[Data listing]
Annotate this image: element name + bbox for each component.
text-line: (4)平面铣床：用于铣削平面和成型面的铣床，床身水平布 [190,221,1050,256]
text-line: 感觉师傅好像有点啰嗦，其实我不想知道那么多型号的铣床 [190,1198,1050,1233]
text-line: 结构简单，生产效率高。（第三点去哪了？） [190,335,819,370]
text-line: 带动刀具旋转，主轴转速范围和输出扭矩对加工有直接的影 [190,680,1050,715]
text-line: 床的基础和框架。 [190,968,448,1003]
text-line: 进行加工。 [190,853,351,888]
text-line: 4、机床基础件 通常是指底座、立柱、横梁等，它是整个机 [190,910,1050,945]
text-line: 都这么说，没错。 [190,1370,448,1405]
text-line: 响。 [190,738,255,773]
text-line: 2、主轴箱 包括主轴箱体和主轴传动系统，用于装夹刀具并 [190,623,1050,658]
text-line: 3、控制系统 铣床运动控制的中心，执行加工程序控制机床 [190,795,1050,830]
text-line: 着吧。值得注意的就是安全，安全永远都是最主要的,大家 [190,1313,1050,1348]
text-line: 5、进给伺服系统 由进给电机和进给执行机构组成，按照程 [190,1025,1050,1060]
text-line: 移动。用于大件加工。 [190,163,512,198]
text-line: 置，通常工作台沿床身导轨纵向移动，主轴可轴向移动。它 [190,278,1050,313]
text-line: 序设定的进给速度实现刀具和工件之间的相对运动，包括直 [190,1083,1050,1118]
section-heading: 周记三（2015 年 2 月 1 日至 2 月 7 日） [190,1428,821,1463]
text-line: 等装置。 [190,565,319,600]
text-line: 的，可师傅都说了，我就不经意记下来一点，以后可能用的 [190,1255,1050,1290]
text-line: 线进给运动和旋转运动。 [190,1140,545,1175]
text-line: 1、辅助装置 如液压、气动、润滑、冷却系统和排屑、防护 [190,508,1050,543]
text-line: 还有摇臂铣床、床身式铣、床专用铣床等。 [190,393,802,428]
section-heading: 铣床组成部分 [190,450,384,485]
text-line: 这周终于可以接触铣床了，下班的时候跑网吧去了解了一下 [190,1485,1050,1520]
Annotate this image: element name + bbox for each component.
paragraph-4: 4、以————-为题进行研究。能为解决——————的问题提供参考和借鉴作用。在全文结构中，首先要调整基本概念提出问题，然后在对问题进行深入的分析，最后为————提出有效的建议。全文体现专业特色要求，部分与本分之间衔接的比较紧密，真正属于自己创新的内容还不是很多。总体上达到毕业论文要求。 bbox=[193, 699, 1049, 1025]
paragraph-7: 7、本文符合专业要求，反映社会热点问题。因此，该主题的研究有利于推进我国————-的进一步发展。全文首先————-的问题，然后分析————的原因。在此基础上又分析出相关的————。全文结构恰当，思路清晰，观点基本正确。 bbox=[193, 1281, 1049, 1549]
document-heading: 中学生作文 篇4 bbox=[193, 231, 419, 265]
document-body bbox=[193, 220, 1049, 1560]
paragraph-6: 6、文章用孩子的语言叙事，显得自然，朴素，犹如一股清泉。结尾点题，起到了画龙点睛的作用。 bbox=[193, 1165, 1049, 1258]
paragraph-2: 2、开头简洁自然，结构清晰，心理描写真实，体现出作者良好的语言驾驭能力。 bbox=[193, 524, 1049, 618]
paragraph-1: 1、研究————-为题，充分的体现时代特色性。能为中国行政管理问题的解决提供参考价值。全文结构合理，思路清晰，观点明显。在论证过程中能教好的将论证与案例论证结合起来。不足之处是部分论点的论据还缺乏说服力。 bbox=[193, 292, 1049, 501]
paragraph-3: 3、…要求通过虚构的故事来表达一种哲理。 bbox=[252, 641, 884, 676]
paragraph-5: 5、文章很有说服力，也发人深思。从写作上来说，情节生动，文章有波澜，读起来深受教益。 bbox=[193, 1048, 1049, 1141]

§ **Given request**
Convert every line of the records above into a Markdown table with the columns Row and Line, numbering each row and skipping blank lines.

§ **Response**
| Row | Line |
|---|---|
| 1 | Annotate this image: element name + bbox for each component. |
| 2 | text-line: (4)平面铣床：用于铣削平面和成型面的铣床，床身水平布 [190,221,1050,256] |
| 3 | text-line: 感觉师傅好像有点啰嗦，其实我不想知道那么多型号的铣床 [190,1198,1050,1233] |
| 4 | text-line: 结构简单，生产效率高。（第三点去哪了？） [190,335,819,370] |
| 5 | text-line: 带动刀具旋转，主轴转速范围和输出扭矩对加工有直接的影 [190,680,1050,715] |
| 6 | text-line: 床的基础和框架。 [190,968,448,1003] |
| 7 | text-line: 进行加工。 [190,853,351,888] |
| 8 | text-line: 4、机床基础件 通常是指底座、立柱、横梁等，它是整个机 [190,910,1050,945] |
| 9 | text-line: 都这么说，没错。 [190,1370,448,1405] |
| 10 | text-line: 响。 [190,738,255,773] |
| 11 | text-line: 2、主轴箱 包括主轴箱体和主轴传动系统，用于装夹刀具并 [190,623,1050,658] |
| 12 | text-line: 3、控制系统 铣床运动控制的中心，执行加工程序控制机床 [190,795,1050,830] |
| 13 | text-line: 着吧。值得注意的就是安全，安全永远都是最主要的,大家 [190,1313,1050,1348] |
| 14 | text-line: 5、进给伺服系统 由进给电机和进给执行机构组成，按照程 [190,1025,1050,1060] |
| 15 | text-line: 移动。用于大件加工。 [190,163,512,198] |
| 16 | text-line: 置，通常工作台沿床身导轨纵向移动，主轴可轴向移动。它 [190,278,1050,313] |
| 17 | text-line: 序设定的进给速度实现刀具和工件之间的相对运动，包括直 [190,1083,1050,1118] |
| 18 | section-heading: 周记三（2015 年 2 月 1 日至 2 月 7 日） [190,1428,821,1463] |
| 19 | text-line: 等装置。 [190,565,319,600] |
| 20 | text-line: 的，可师傅都说了，我就不经意记下来一点，以后可能用的 [190,1255,1050,1290] |
| 21 | text-line: 线进给运动和旋转运动。 [190,1140,545,1175] |
| 22 | text-line: 1、辅助装置 如液压、气动、润滑、冷却系统和排屑、防护 [190,508,1050,543] |
| 23 | text-line: 还有摇臂铣床、床身式铣、床专用铣床等。 [190,393,802,428] |
| 24 | section-heading: 铣床组成部分 [190,450,384,485] |
| 25 | text-line: 这周终于可以接触铣床了，下班的时候跑网吧去了解了一下 [190,1485,1050,1520] |
| 26 | Annotate this image: element name + bbox for each component. |
| 27 | paragraph-4: 4、以————-为题进行研究。能为解决——————的问题提供参考和借鉴作用。在全文结构中，首先要调整基本概念提出问题，然后在对问题进行深入的分析，最后为————提出有效的建议。全文体现专业特色要求，部分与本分之间衔接的比较紧密，真正属于自己创新的内容还不是很多。总体上达到毕业论文要求。 bbox=[193, 699, 1049, 1025] |
| 28 | paragraph-7: 7、本文符合专业要求，反映社会热点问题。因此，该主题的研究有利于推进我国————-的进一步发展。全文首先————-的问题，然后分析————的原因。在此基础上又分析出相关的————。全文结构恰当，思路清晰，观点基本正确。 bbox=[193, 1281, 1049, 1549] |
| 29 | document-heading: 中学生作文 篇4 bbox=[193, 231, 419, 265] |
| 30 | document-body bbox=[193, 220, 1049, 1560] |
| 31 | paragraph-6: 6、文章用孩子的语言叙事，显得自然，朴素，犹如一股清泉。结尾点题，起到了画龙点睛的作用。 bbox=[193, 1165, 1049, 1258] |
| 32 | paragraph-2: 2、开头简洁自然，结构清晰，心理描写真实，体现出作者良好的语言驾驭能力。 bbox=[193, 524, 1049, 618] |
| 33 | paragraph-1: 1、研究————-为题，充分的体现时代特色性。能为中国行政管理问题的解决提供参考价值。全文结构合理，思路清晰，观点明显。在论证过程中能教好的将论证与案例论证结合起来。不足之处是部分论点的论据还缺乏说服力。 bbox=[193, 292, 1049, 501] |
| 34 | paragraph-3: 3、…要求通过虚构的故事来表达一种哲理。 bbox=[252, 641, 884, 676] |
| 35 | paragraph-5: 5、文章很有说服力，也发人深思。从写作上来说，情节生动，文章有波澜，读起来深受教益。 bbox=[193, 1048, 1049, 1141] |